Stored data entries:
::::
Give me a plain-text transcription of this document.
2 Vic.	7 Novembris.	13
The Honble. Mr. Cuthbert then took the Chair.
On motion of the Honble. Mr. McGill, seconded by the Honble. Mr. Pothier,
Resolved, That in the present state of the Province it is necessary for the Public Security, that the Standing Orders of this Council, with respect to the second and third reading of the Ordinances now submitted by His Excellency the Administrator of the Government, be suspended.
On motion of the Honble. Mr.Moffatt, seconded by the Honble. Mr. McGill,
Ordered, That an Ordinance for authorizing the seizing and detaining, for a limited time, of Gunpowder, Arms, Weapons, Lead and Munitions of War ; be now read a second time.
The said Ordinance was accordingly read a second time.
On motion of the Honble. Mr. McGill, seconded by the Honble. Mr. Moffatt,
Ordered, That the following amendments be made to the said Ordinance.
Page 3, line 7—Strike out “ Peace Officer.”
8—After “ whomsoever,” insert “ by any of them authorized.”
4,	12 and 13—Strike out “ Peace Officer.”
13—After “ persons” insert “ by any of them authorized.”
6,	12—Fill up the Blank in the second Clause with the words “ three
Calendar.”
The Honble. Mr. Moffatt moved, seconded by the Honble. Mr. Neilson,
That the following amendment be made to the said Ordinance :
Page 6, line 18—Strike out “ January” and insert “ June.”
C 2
::::
Task prompt
Copy all the entries verbatim.

Answer to this problem
Give me a plain-text transcription of this document.
2 Vic.	7 Novembris.	13
The Honble. Mr. Cuthbert then took the Chair.
On motion of the Honble. Mr. McGill, seconded by the Honble. Mr. Pothier,
Resolved, That in the present state of the Province it is necessary for the Public Security, that the Standing Orders of this Council, with respect to the second and third reading of the Ordinances now submitted by His Excellency the Administrator of the Government, be suspended.
On motion of the Honble. Mr.Moffatt, seconded by the Honble. Mr. McGill,
Ordered, That an Ordinance for authorizing the seizing and detaining, for a limited time, of Gunpowder, Arms, Weapons, Lead and Munitions of War ; be now read a second time.
The said Ordinance was accordingly read a second time.
On motion of the Honble. Mr. McGill, seconded by the Honble. Mr. Moffatt,
Ordered, That the following amendments be made to the said Ordinance.
Page 3, line 7—Strike out “ Peace Officer.”
8—After “ whomsoever,” insert “ by any of them authorized.”
4,	12 and 13—Strike out “ Peace Officer.”
13—After “ persons” insert “ by any of them authorized.”
6,	12—Fill up the Blank in the second Clause with the words “ three
Calendar.”
The Honble. Mr. Moffatt moved, seconded by the Honble. Mr. Neilson,
That the following amendment be made to the said Ordinance :
Page 6, line 18—Strike out “ January” and insert “ June.”
C 2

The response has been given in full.